# WRITTEN TASK:
Repeat the full listing, word for word.

(Collected data)
┌────────

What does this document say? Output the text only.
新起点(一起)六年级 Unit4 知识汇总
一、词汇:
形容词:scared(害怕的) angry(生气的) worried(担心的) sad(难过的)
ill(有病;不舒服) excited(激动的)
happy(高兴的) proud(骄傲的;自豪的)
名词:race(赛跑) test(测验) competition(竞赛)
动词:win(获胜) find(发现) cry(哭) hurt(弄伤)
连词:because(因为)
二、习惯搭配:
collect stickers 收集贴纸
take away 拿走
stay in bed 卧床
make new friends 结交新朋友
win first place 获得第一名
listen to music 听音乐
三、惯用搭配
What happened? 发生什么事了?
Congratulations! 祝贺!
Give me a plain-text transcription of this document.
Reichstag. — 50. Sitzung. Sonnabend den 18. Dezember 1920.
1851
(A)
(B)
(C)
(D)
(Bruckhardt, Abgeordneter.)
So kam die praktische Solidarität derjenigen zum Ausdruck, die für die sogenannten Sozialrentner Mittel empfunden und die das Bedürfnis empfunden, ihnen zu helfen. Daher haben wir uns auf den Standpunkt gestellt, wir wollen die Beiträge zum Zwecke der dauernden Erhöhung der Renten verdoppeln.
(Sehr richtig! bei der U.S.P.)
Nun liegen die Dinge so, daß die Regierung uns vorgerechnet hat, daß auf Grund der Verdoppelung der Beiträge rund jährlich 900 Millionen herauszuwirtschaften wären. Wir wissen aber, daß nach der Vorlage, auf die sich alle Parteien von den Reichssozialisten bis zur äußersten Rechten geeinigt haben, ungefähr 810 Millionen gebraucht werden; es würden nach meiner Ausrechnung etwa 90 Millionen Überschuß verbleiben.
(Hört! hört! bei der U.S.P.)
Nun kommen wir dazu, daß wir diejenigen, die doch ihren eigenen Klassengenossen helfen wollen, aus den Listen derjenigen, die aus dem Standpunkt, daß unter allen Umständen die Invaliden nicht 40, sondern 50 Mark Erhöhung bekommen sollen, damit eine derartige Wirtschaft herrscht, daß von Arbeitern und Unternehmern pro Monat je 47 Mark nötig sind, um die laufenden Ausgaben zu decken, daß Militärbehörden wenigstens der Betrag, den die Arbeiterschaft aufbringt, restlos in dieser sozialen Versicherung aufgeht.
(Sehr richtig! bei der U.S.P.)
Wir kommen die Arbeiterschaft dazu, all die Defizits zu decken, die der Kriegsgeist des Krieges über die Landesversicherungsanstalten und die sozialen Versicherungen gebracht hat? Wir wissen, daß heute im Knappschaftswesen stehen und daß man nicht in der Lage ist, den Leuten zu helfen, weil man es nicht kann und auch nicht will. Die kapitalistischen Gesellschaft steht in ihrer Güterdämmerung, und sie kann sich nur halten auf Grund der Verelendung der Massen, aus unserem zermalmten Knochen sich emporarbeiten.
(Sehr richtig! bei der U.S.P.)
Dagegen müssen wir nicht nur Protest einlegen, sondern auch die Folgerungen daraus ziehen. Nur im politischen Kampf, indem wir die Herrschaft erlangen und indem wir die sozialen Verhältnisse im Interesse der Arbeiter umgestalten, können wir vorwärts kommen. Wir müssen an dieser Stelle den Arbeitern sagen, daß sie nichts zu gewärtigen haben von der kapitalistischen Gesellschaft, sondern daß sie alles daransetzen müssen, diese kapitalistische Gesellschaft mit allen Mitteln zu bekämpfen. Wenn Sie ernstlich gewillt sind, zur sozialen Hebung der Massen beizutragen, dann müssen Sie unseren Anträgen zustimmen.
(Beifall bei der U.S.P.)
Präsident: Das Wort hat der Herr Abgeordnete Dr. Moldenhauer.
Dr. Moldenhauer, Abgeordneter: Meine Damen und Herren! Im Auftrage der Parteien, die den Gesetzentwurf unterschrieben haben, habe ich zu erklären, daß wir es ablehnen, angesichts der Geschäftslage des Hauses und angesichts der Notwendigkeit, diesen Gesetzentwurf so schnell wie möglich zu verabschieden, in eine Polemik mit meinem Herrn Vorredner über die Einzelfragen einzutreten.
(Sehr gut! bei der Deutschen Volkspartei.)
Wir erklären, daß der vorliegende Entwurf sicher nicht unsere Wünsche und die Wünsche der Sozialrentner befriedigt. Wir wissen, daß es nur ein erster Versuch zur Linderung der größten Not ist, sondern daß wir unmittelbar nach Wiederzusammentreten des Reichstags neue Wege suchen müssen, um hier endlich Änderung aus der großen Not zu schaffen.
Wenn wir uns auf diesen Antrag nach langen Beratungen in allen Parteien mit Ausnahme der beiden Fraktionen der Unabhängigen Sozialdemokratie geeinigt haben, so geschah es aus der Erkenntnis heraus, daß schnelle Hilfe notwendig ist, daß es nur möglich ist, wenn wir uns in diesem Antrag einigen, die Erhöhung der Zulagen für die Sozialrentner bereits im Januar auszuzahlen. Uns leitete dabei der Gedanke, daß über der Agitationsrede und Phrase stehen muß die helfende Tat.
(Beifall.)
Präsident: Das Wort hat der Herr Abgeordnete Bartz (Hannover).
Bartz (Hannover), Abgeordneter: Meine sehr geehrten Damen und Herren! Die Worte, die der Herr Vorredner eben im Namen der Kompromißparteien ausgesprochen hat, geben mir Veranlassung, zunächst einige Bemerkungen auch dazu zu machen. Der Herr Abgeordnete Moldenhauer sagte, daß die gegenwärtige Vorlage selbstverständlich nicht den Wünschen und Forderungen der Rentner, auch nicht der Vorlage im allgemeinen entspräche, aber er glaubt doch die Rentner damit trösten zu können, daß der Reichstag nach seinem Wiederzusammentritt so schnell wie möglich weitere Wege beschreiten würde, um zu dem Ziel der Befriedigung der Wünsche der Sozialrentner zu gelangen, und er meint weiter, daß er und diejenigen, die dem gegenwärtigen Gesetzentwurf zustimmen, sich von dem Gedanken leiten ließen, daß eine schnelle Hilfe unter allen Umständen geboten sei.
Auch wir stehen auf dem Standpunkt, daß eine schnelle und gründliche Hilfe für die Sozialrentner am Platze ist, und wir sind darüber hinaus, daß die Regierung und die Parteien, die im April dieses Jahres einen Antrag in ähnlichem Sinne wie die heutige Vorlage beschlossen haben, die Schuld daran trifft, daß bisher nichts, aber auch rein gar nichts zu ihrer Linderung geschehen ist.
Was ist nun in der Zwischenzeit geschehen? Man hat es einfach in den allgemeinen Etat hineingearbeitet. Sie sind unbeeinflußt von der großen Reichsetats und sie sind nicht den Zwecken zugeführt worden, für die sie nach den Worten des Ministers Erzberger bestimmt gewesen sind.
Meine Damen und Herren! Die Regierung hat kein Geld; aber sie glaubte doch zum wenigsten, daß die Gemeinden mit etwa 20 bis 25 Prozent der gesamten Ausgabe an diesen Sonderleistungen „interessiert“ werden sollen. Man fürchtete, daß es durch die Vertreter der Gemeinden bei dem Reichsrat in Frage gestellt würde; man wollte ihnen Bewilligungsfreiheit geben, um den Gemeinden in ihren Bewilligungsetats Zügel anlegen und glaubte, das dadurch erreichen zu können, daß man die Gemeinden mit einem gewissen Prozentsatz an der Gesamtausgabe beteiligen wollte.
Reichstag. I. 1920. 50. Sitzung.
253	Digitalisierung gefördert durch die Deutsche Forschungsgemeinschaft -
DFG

└────────

# SOLUTION:
What does this document say? Output the text only.
新起点(一起)六年级 Unit4 知识汇总
一、词汇:
形容词:scared(害怕的) angry(生气的) worried(担心的) sad(难过的)
ill(有病;不舒服) excited(激动的)
happy(高兴的) proud(骄傲的;自豪的)
名词:race(赛跑) test(测验) competition(竞赛)
动词:win(获胜) find(发现) cry(哭) hurt(弄伤)
连词:because(因为)
二、习惯搭配:
collect stickers 收集贴纸
take away 拿走
stay in bed 卧床
make new friends 结交新朋友
win first place 获得第一名
listen to music 听音乐
三、惯用搭配
What happened? 发生什么事了?
Congratulations! 祝贺!
Give me a plain-text transcription of this document.
Reichstag. — 50. Sitzung. Sonnabend den 18. Dezember 1920.
1851
(A)
(B)
(C)
(D)
(Bruckhardt, Abgeordneter.)
So kam die praktische Solidarität derjenigen zum Ausdruck, die für die sogenannten Sozialrentner Mittel empfunden und die das Bedürfnis empfunden, ihnen zu helfen. Daher haben wir uns auf den Standpunkt gestellt, wir wollen die Beiträge zum Zwecke der dauernden Erhöhung der Renten verdoppeln.
(Sehr richtig! bei der U.S.P.)
Nun liegen die Dinge so, daß die Regierung uns vorgerechnet hat, daß auf Grund der Verdoppelung der Beiträge rund jährlich 900 Millionen herauszuwirtschaften wären. Wir wissen aber, daß nach der Vorlage, auf die sich alle Parteien von den Reichssozialisten bis zur äußersten Rechten geeinigt haben, ungefähr 810 Millionen gebraucht werden; es würden nach meiner Ausrechnung etwa 90 Millionen Überschuß verbleiben.
(Hört! hört! bei der U.S.P.)
Nun kommen wir dazu, daß wir diejenigen, die doch ihren eigenen Klassengenossen helfen wollen, aus den Listen derjenigen, die aus dem Standpunkt, daß unter allen Umständen die Invaliden nicht 40, sondern 50 Mark Erhöhung bekommen sollen, damit eine derartige Wirtschaft herrscht, daß von Arbeitern und Unternehmern pro Monat je 47 Mark nötig sind, um die laufenden Ausgaben zu decken, daß Militärbehörden wenigstens der Betrag, den die Arbeiterschaft aufbringt, restlos in dieser sozialen Versicherung aufgeht.
(Sehr richtig! bei der U.S.P.)
Wir kommen die Arbeiterschaft dazu, all die Defizits zu decken, die der Kriegsgeist des Krieges über die Landesversicherungsanstalten und die sozialen Versicherungen gebracht hat? Wir wissen, daß heute im Knappschaftswesen stehen und daß man nicht in der Lage ist, den Leuten zu helfen, weil man es nicht kann und auch nicht will. Die kapitalistischen Gesellschaft steht in ihrer Güterdämmerung, und sie kann sich nur halten auf Grund der Verelendung der Massen, aus unserem zermalmten Knochen sich emporarbeiten.
(Sehr richtig! bei der U.S.P.)
Dagegen müssen wir nicht nur Protest einlegen, sondern auch die Folgerungen daraus ziehen. Nur im politischen Kampf, indem wir die Herrschaft erlangen und indem wir die sozialen Verhältnisse im Interesse der Arbeiter umgestalten, können wir vorwärts kommen. Wir müssen an dieser Stelle den Arbeitern sagen, daß sie nichts zu gewärtigen haben von der kapitalistischen Gesellschaft, sondern daß sie alles daransetzen müssen, diese kapitalistische Gesellschaft mit allen Mitteln zu bekämpfen. Wenn Sie ernstlich gewillt sind, zur sozialen Hebung der Massen beizutragen, dann müssen Sie unseren Anträgen zustimmen.
(Beifall bei der U.S.P.)
Präsident: Das Wort hat der Herr Abgeordnete Dr. Moldenhauer.
Dr. Moldenhauer, Abgeordneter: Meine Damen und Herren! Im Auftrage der Parteien, die den Gesetzentwurf unterschrieben haben, habe ich zu erklären, daß wir es ablehnen, angesichts der Geschäftslage des Hauses und angesichts der Notwendigkeit, diesen Gesetzentwurf so schnell wie möglich zu verabschieden, in eine Polemik mit meinem Herrn Vorredner über die Einzelfragen einzutreten.
(Sehr gut! bei der Deutschen Volkspartei.)
Wir erklären, daß der vorliegende Entwurf sicher nicht unsere Wünsche und die Wünsche der Sozialrentner befriedigt. Wir wissen, daß es nur ein erster Versuch zur Linderung der größten Not ist, sondern daß wir unmittelbar nach Wiederzusammentreten des Reichstags neue Wege suchen müssen, um hier endlich Änderung aus der großen Not zu schaffen.
Wenn wir uns auf diesen Antrag nach langen Beratungen in allen Parteien mit Ausnahme der beiden Fraktionen der Unabhängigen Sozialdemokratie geeinigt haben, so geschah es aus der Erkenntnis heraus, daß schnelle Hilfe notwendig ist, daß es nur möglich ist, wenn wir uns in diesem Antrag einigen, die Erhöhung der Zulagen für die Sozialrentner bereits im Januar auszuzahlen. Uns leitete dabei der Gedanke, daß über der Agitationsrede und Phrase stehen muß die helfende Tat.
(Beifall.)
Präsident: Das Wort hat der Herr Abgeordnete Bartz (Hannover).
Bartz (Hannover), Abgeordneter: Meine sehr geehrten Damen und Herren! Die Worte, die der Herr Vorredner eben im Namen der Kompromißparteien ausgesprochen hat, geben mir Veranlassung, zunächst einige Bemerkungen auch dazu zu machen. Der Herr Abgeordnete Moldenhauer sagte, daß die gegenwärtige Vorlage selbstverständlich nicht den Wünschen und Forderungen der Rentner, auch nicht der Vorlage im allgemeinen entspräche, aber er glaubt doch die Rentner damit trösten zu können, daß der Reichstag nach seinem Wiederzusammentritt so schnell wie möglich weitere Wege beschreiten würde, um zu dem Ziel der Befriedigung der Wünsche der Sozialrentner zu gelangen, und er meint weiter, daß er und diejenigen, die dem gegenwärtigen Gesetzentwurf zustimmen, sich von dem Gedanken leiten ließen, daß eine schnelle Hilfe unter allen Umständen geboten sei.
Auch wir stehen auf dem Standpunkt, daß eine schnelle und gründliche Hilfe für die Sozialrentner am Platze ist, und wir sind darüber hinaus, daß die Regierung und die Parteien, die im April dieses Jahres einen Antrag in ähnlichem Sinne wie die heutige Vorlage beschlossen haben, die Schuld daran trifft, daß bisher nichts, aber auch rein gar nichts zu ihrer Linderung geschehen ist.
Was ist nun in der Zwischenzeit geschehen? Man hat es einfach in den allgemeinen Etat hineingearbeitet. Sie sind unbeeinflußt von der großen Reichsetats und sie sind nicht den Zwecken zugeführt worden, für die sie nach den Worten des Ministers Erzberger bestimmt gewesen sind.
Meine Damen und Herren! Die Regierung hat kein Geld; aber sie glaubte doch zum wenigsten, daß die Gemeinden mit etwa 20 bis 25 Prozent der gesamten Ausgabe an diesen Sonderleistungen „interessiert“ werden sollen. Man fürchtete, daß es durch die Vertreter der Gemeinden bei dem Reichsrat in Frage gestellt würde; man wollte ihnen Bewilligungsfreiheit geben, um den Gemeinden in ihren Bewilligungsetats Zügel anlegen und glaubte, das dadurch erreichen zu können, daß man die Gemeinden mit einem gewissen Prozentsatz an der Gesamtausgabe beteiligen wollte.
Reichstag. I. 1920. 50. Sitzung.
253	Digitalisierung gefördert durch die Deutsche Forschungsgemeinschaft -
DFG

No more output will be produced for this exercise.